Exercise goal: Copy out all lines of the records in which the word "不透明度" appears.

Records from a data collection
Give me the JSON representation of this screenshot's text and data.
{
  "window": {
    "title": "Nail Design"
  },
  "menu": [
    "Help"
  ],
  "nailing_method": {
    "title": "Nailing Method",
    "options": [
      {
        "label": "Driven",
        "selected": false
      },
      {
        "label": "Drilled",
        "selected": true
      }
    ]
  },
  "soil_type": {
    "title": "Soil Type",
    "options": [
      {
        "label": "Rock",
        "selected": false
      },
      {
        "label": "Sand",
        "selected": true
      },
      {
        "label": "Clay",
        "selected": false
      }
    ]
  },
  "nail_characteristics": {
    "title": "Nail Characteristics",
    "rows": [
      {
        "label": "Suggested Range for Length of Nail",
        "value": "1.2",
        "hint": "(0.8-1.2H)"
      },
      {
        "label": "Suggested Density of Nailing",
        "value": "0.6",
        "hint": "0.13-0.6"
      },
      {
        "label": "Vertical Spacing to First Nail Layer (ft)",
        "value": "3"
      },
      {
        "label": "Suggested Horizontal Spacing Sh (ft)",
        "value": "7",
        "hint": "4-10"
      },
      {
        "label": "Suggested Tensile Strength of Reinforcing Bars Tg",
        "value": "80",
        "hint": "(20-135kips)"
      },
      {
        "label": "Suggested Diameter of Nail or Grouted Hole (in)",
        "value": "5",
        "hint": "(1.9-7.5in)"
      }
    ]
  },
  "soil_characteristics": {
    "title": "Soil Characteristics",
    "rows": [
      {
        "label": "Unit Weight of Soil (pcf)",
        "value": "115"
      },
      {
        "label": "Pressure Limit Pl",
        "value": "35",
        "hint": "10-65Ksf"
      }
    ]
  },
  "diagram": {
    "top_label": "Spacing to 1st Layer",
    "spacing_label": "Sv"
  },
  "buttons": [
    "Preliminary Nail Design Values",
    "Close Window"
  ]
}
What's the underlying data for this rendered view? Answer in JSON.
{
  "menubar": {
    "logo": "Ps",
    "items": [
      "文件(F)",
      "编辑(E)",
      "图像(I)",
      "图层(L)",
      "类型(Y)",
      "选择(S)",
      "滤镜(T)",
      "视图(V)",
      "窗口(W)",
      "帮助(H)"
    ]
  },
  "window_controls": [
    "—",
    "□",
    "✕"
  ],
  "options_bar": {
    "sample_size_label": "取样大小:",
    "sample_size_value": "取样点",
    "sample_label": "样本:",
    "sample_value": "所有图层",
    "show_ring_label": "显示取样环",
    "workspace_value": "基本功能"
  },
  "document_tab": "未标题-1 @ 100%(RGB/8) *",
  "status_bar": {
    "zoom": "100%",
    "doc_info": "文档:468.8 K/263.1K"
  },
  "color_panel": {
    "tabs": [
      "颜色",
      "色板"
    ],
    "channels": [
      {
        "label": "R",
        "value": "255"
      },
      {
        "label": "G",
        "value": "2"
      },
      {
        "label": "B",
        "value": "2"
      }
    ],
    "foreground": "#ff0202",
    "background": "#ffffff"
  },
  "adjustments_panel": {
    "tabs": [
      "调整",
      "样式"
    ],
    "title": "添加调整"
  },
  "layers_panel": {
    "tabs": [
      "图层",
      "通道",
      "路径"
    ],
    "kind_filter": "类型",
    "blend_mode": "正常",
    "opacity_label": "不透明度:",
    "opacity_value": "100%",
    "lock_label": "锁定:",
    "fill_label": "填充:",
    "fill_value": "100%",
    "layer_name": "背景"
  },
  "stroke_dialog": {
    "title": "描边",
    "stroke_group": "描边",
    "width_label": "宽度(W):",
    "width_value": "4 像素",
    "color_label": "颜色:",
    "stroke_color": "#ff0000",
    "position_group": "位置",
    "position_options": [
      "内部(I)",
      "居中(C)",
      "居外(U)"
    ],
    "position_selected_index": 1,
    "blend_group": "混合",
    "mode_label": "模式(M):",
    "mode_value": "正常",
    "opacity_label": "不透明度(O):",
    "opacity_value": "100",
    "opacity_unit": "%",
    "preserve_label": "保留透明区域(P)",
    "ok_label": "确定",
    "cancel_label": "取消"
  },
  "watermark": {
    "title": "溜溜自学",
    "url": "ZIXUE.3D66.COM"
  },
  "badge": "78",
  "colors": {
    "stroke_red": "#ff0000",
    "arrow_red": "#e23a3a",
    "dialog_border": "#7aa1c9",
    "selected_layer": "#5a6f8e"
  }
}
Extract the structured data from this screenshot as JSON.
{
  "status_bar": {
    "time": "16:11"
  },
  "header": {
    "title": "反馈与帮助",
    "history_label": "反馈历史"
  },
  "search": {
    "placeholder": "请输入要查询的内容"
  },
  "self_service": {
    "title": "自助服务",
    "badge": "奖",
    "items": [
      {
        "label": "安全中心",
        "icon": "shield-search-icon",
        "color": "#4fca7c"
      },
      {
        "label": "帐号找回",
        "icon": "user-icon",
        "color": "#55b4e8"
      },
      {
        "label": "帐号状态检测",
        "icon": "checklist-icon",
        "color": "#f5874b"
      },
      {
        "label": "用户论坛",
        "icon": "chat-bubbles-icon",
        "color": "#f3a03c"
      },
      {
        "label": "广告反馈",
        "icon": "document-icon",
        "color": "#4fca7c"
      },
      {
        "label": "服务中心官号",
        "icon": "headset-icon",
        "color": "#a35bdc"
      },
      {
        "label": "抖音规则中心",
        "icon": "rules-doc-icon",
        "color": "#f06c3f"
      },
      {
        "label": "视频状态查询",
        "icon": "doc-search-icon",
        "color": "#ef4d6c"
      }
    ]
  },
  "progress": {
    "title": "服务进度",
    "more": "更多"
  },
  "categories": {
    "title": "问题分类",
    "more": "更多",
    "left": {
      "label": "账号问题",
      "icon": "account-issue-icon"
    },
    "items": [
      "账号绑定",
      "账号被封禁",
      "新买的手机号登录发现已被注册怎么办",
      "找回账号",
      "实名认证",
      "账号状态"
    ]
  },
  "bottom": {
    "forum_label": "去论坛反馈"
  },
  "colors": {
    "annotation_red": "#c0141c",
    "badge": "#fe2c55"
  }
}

The reply:
    "opacity_label": "不透明度:",
    "opacity_label": "不透明度(O):",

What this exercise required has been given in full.